- _What is asked_
Repeat the material verbatim and drop the pictures.

- _Data provided_

----------

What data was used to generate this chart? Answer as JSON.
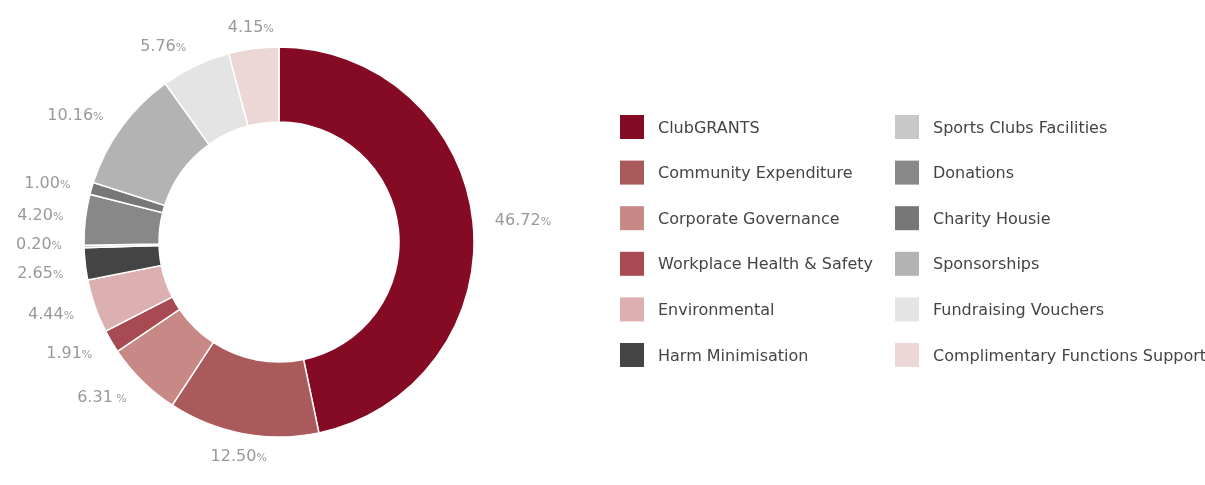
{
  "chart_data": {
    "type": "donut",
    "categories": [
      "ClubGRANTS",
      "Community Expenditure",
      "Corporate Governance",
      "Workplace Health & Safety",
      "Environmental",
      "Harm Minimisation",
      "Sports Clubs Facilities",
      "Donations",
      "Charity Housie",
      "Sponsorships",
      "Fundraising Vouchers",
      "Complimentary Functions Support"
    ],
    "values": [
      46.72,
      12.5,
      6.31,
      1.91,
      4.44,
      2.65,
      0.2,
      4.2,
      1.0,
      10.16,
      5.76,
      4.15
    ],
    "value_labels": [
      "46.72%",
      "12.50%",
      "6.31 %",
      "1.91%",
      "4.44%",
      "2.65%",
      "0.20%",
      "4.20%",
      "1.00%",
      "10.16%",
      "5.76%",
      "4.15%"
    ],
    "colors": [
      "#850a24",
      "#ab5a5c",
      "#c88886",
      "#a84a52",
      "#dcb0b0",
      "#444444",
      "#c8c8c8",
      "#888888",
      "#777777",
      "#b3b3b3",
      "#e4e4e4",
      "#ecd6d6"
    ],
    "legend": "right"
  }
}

----------

- _Solution for this exercise_
What data was used to generate this chart? Answer as JSON.
{
  "chart_data": {
    "type": "donut",
    "categories": [
      "ClubGRANTS",
      "Community Expenditure",
      "Corporate Governance",
      "Workplace Health & Safety",
      "Environmental",
      "Harm Minimisation",
      "Sports Clubs Facilities",
      "Donations",
      "Charity Housie",
      "Sponsorships",
      "Fundraising Vouchers",
      "Complimentary Functions Support"
    ],
    "values": [
      46.72,
      12.5,
      6.31,
      1.91,
      4.44,
      2.65,
      0.2,
      4.2,
      1.0,
      10.16,
      5.76,
      4.15
    ],
    "value_labels": [
      "46.72%",
      "12.50%",
      "6.31 %",
      "1.91%",
      "4.44%",
      "2.65%",
      "0.20%",
      "4.20%",
      "1.00%",
      "10.16%",
      "5.76%",
      "4.15%"
    ],
    "colors": [
      "#850a24",
      "#ab5a5c",
      "#c88886",
      "#a84a52",
      "#dcb0b0",
      "#444444",
      "#c8c8c8",
      "#888888",
      "#777777",
      "#b3b3b3",
      "#e4e4e4",
      "#ecd6d6"
    ],
    "legend": "right"
  }
}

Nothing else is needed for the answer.